Return all lines that include the string "this".

- - - - -

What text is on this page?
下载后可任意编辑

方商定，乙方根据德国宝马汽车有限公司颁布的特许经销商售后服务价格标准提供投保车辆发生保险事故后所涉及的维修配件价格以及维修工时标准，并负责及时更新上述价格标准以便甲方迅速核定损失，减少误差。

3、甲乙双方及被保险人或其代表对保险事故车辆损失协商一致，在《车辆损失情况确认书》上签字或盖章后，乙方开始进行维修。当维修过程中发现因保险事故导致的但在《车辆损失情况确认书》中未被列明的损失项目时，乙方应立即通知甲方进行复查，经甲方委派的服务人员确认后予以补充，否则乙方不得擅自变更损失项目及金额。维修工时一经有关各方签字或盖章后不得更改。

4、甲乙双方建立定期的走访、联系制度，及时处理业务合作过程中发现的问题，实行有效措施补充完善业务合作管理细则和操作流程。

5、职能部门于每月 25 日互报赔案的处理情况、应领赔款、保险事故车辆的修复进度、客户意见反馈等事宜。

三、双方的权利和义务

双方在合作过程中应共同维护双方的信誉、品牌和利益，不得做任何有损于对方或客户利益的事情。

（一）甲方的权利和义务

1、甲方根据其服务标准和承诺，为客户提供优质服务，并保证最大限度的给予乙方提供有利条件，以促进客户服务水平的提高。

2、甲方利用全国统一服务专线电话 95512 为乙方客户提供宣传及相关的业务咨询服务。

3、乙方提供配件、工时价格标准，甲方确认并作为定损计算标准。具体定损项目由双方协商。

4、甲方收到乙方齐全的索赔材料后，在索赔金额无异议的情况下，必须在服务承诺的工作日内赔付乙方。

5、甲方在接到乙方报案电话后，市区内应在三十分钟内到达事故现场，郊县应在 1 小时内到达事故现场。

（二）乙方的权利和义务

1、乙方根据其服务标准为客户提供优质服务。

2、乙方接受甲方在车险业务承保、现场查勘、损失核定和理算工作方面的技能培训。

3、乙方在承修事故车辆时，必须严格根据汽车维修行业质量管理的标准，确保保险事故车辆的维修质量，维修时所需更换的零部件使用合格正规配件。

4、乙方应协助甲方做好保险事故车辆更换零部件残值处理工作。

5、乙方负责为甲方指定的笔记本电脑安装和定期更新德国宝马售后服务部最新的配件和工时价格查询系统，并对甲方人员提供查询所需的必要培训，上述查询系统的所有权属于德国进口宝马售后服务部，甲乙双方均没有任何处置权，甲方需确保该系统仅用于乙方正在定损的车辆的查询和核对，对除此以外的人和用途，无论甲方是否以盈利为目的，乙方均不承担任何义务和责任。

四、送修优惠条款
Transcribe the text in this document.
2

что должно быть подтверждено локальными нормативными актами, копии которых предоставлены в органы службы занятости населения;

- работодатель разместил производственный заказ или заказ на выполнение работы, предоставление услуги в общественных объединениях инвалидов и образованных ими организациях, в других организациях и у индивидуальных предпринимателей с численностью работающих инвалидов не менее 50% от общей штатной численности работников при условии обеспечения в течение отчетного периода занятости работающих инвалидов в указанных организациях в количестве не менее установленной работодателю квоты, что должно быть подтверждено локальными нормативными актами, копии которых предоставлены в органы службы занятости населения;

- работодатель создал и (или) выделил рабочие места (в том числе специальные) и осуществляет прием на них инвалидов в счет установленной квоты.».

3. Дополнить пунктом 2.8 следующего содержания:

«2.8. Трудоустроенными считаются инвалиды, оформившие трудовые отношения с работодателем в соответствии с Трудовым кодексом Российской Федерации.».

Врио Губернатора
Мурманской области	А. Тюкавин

- - - - -

Solution:
What text is on this page?
Transcribe the text in this document.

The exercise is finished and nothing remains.